### SHORT EXERCISE
Report how many lines in the records below contain the word "BRUSHED". Give only the number.

[Recorded data]

□ □ □ □ □ □ □

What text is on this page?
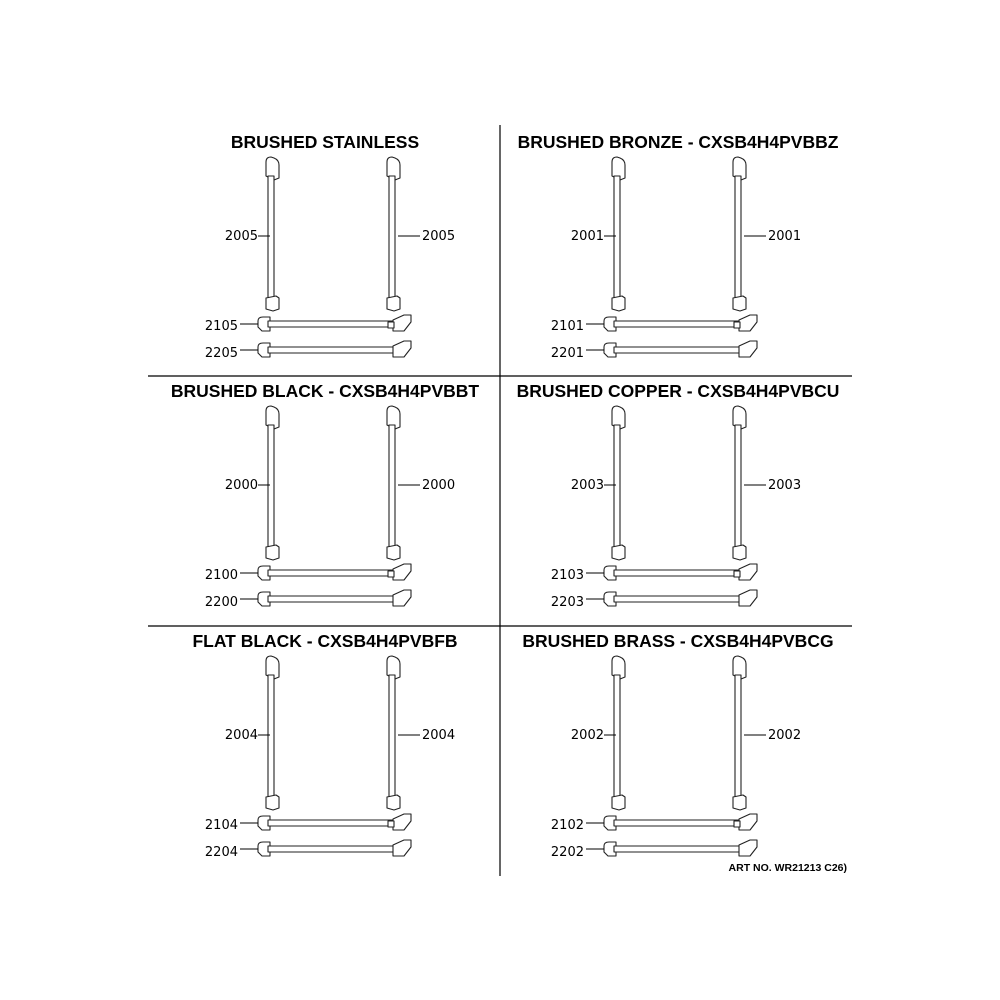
BRUSHED STAINLESS
2005	2005
2105
2205
BRUSHED BRONZE - CXSB4H4PVBBZ
2001	2001
2101
2201
BRUSHED BLACK - CXSB4H4PVBBT
2000	2000
2100
2200
BRUSHED COPPER - CXSB4H4PVBCU
2003	2003
2103
2203
FLAT BLACK - CXSB4H4PVBFB
2004	2004
2104
2204
BRUSHED BRASS - CXSB4H4PVBCG
2002	2002
2102
2202
ART NO. WR21213 C26)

□ □ □ □ □ □ □

### FINAL RESULT
5